### PROVIDED RECORDS

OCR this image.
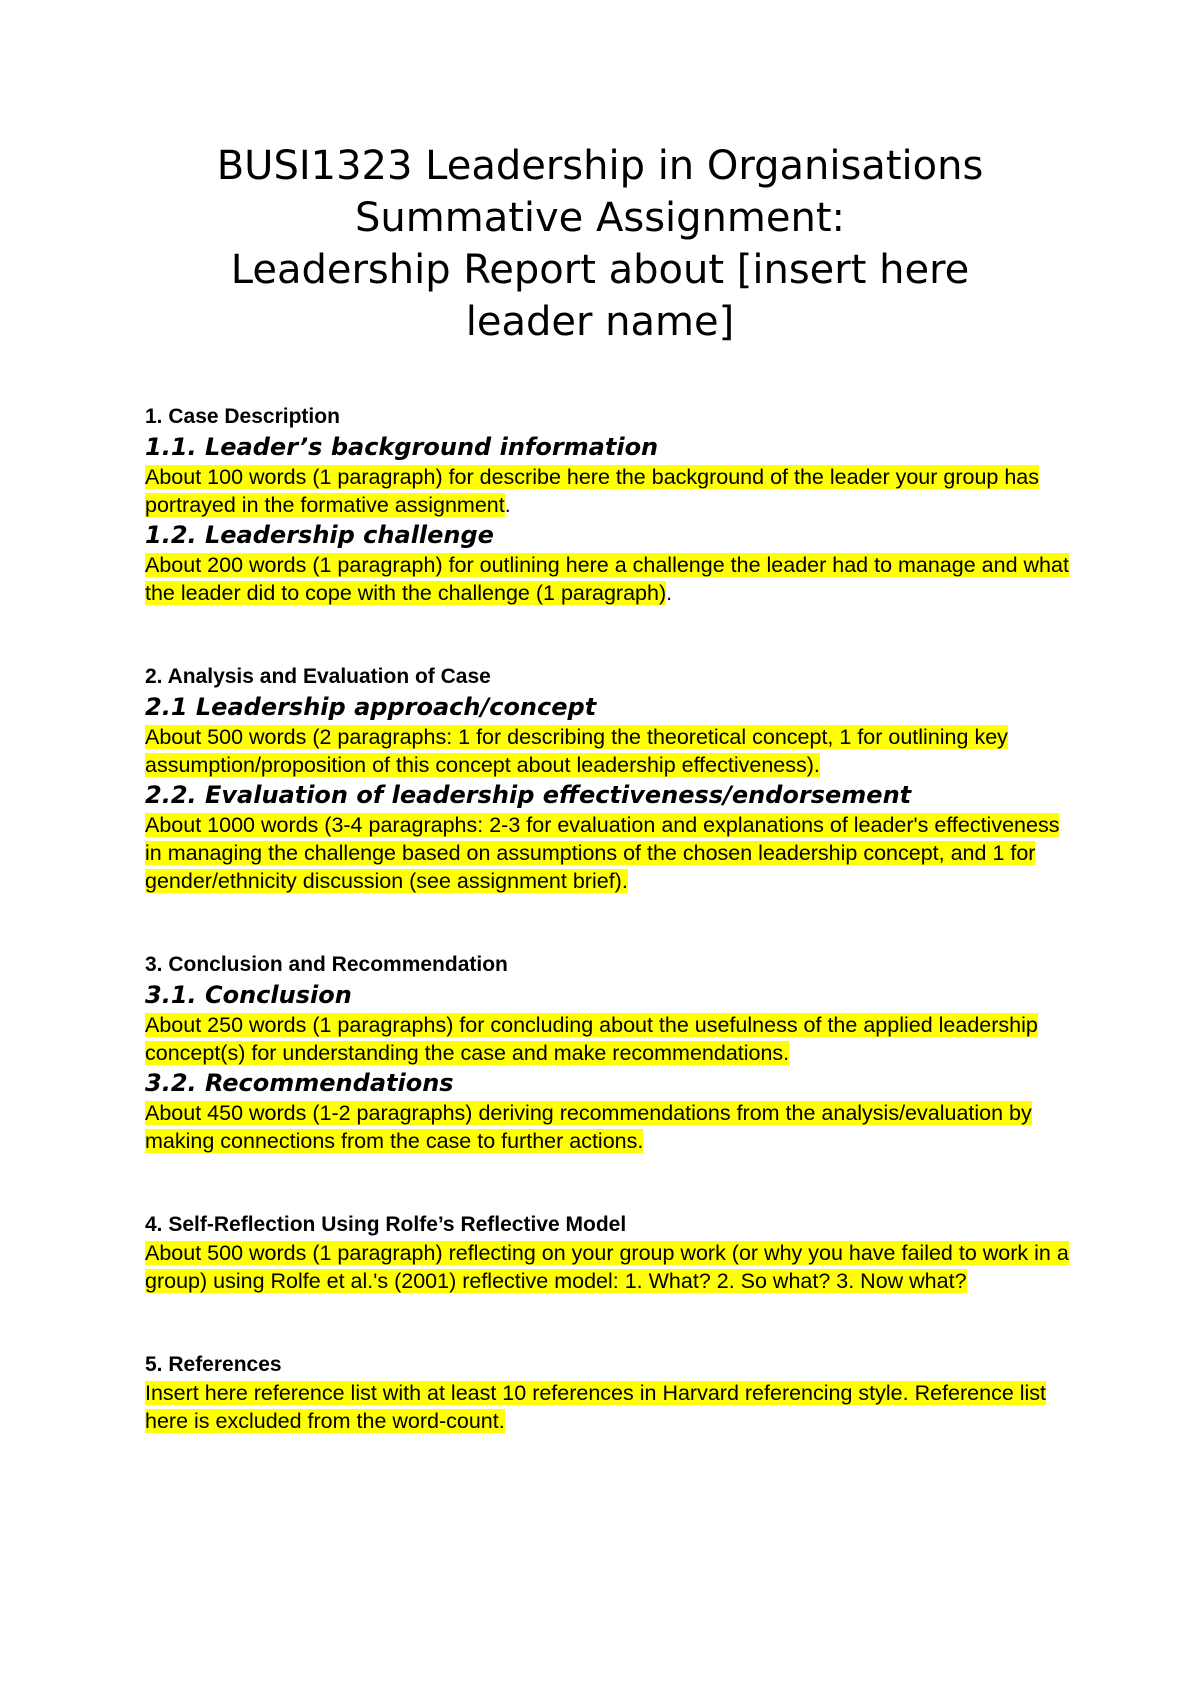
BUSI1323 Leadership in Organisations
Summative Assignment:
Leadership Report about [insert here
leader name]
1. Case Description
1.1. Leader’s background information
About 100 words (1 paragraph) for describe here the background of the leader your group has portrayed in the formative assignment.
1.2. Leadership challenge
About 200 words (1 paragraph) for outlining here a challenge the leader had to manage and what the leader did to cope with the challenge (1 paragraph).
2. Analysis and Evaluation of Case
2.1 Leadership approach/concept
About 500 words (2 paragraphs: 1 for describing the theoretical concept, 1 for outlining key assumption/proposition of this concept about leadership effectiveness).
2.2. Evaluation of leadership effectiveness/endorsement
About 1000 words (3-4 paragraphs: 2-3 for evaluation and explanations of leader's effectiveness in managing the challenge based on assumptions of the chosen leadership concept, and 1 for gender/ethnicity discussion (see assignment brief).
3. Conclusion and Recommendation
3.1. Conclusion
About 250 words (1 paragraphs) for concluding about the usefulness of the applied leadership concept(s) for understanding the case and make recommendations.
3.2. Recommendations
About 450 words (1-2 paragraphs) deriving recommendations from the analysis/evaluation by making connections from the case to further actions.
4. Self-Reflection Using Rolfe’s Reflective Model
About 500 words (1 paragraph) reflecting on your group work (or why you have failed to work in a group) using Rolfe et al.'s (2001) reflective model: 1. What? 2. So what? 3. Now what?
5. References
Insert here reference list with at least 10 references in Harvard referencing style. Reference list here is excluded from the word-count.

### SET PROBLEM
What is the number of lines above that contain "background"? Answer with that number only.

### REPLY
2